Source data:
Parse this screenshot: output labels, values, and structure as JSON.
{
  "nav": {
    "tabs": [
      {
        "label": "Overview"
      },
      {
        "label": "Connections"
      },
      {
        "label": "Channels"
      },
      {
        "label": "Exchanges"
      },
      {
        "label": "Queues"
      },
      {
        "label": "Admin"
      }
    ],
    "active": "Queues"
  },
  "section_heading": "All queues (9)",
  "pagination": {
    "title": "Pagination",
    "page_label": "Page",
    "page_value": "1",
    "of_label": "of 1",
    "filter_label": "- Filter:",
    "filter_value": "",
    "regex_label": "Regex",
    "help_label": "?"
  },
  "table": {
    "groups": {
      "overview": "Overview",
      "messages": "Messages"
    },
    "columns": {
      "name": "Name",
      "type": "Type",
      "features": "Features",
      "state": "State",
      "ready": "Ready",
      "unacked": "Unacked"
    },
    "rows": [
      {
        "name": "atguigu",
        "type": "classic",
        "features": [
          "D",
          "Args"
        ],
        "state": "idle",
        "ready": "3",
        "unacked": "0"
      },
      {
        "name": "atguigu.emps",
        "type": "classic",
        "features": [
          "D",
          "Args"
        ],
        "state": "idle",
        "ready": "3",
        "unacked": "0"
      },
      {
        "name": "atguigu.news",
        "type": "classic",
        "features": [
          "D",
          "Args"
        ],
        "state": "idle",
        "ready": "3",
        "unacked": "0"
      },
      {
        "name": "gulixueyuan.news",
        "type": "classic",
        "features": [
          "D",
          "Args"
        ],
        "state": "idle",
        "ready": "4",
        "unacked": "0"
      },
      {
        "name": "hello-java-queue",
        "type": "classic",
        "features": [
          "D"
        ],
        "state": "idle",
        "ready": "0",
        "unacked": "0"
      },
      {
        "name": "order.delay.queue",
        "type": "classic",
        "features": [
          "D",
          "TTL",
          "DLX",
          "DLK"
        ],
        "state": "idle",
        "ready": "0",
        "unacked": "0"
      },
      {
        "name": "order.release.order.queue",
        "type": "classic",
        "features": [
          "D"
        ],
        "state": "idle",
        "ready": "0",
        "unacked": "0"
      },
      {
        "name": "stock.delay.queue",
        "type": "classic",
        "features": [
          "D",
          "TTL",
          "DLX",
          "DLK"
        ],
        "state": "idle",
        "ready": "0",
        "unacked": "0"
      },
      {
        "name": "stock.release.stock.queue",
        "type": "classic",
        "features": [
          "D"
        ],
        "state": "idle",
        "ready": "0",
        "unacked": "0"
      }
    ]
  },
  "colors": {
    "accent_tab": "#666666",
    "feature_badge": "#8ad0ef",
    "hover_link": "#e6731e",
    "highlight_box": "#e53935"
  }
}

WHAT NEEDS TO BE DONE: Using the material above, count the lines containing the word "delay". Reply with the number alone.

REPLY TO THE TASK: 2